Transcribe every entry below word for word, but skip the pictures.

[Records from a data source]
________________________

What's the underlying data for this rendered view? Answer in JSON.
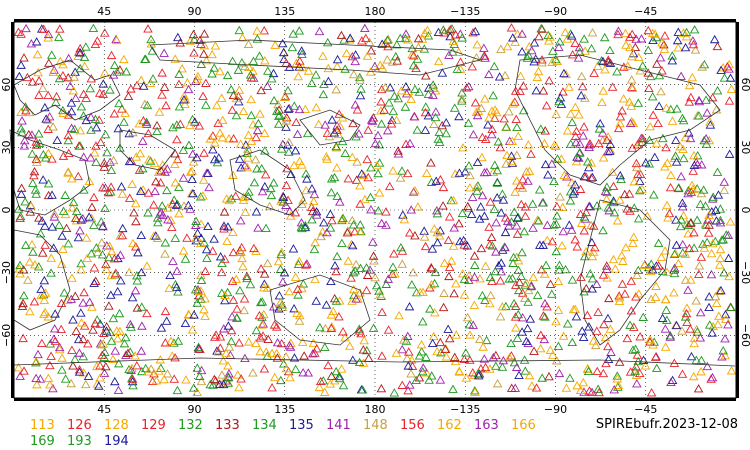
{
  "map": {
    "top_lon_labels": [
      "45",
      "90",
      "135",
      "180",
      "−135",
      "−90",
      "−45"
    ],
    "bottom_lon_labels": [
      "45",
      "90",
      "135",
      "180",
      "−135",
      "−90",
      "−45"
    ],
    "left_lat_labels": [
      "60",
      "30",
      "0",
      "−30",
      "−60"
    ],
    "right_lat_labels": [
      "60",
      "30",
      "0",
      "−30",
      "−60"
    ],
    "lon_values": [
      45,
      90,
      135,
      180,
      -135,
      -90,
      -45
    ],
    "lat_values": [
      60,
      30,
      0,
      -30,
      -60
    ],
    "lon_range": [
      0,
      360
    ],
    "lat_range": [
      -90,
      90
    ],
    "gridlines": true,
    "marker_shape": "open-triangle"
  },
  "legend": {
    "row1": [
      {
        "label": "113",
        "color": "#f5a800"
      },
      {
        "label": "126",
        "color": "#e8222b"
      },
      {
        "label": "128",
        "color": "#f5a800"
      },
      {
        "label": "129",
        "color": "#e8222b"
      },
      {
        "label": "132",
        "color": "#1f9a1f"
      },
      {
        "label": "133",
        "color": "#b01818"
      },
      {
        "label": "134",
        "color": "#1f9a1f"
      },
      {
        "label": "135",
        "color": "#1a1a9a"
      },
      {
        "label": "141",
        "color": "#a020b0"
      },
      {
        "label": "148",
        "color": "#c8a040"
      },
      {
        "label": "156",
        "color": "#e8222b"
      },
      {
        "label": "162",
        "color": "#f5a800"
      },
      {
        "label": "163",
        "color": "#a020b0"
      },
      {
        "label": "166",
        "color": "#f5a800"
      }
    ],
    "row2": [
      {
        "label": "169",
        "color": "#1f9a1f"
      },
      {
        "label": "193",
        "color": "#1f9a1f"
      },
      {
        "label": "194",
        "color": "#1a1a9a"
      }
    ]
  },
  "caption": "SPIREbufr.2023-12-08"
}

________________________

**ANSWER TO THE PROBLEM**
What's the underlying data for this rendered view? Answer in JSON.
{
  "map": {
    "top_lon_labels": [
      "45",
      "90",
      "135",
      "180",
      "−135",
      "−90",
      "−45"
    ],
    "bottom_lon_labels": [
      "45",
      "90",
      "135",
      "180",
      "−135",
      "−90",
      "−45"
    ],
    "left_lat_labels": [
      "60",
      "30",
      "0",
      "−30",
      "−60"
    ],
    "right_lat_labels": [
      "60",
      "30",
      "0",
      "−30",
      "−60"
    ],
    "lon_values": [
      45,
      90,
      135,
      180,
      -135,
      -90,
      -45
    ],
    "lat_values": [
      60,
      30,
      0,
      -30,
      -60
    ],
    "lon_range": [
      0,
      360
    ],
    "lat_range": [
      -90,
      90
    ],
    "gridlines": true,
    "marker_shape": "open-triangle"
  },
  "legend": {
    "row1": [
      {
        "label": "113",
        "color": "#f5a800"
      },
      {
        "label": "126",
        "color": "#e8222b"
      },
      {
        "label": "128",
        "color": "#f5a800"
      },
      {
        "label": "129",
        "color": "#e8222b"
      },
      {
        "label": "132",
        "color": "#1f9a1f"
      },
      {
        "label": "133",
        "color": "#b01818"
      },
      {
        "label": "134",
        "color": "#1f9a1f"
      },
      {
        "label": "135",
        "color": "#1a1a9a"
      },
      {
        "label": "141",
        "color": "#a020b0"
      },
      {
        "label": "148",
        "color": "#c8a040"
      },
      {
        "label": "156",
        "color": "#e8222b"
      },
      {
        "label": "162",
        "color": "#f5a800"
      },
      {
        "label": "163",
        "color": "#a020b0"
      },
      {
        "label": "166",
        "color": "#f5a800"
      }
    ],
    "row2": [
      {
        "label": "169",
        "color": "#1f9a1f"
      },
      {
        "label": "193",
        "color": "#1f9a1f"
      },
      {
        "label": "194",
        "color": "#1a1a9a"
      }
    ]
  },
  "caption": "SPIREbufr.2023-12-08"
}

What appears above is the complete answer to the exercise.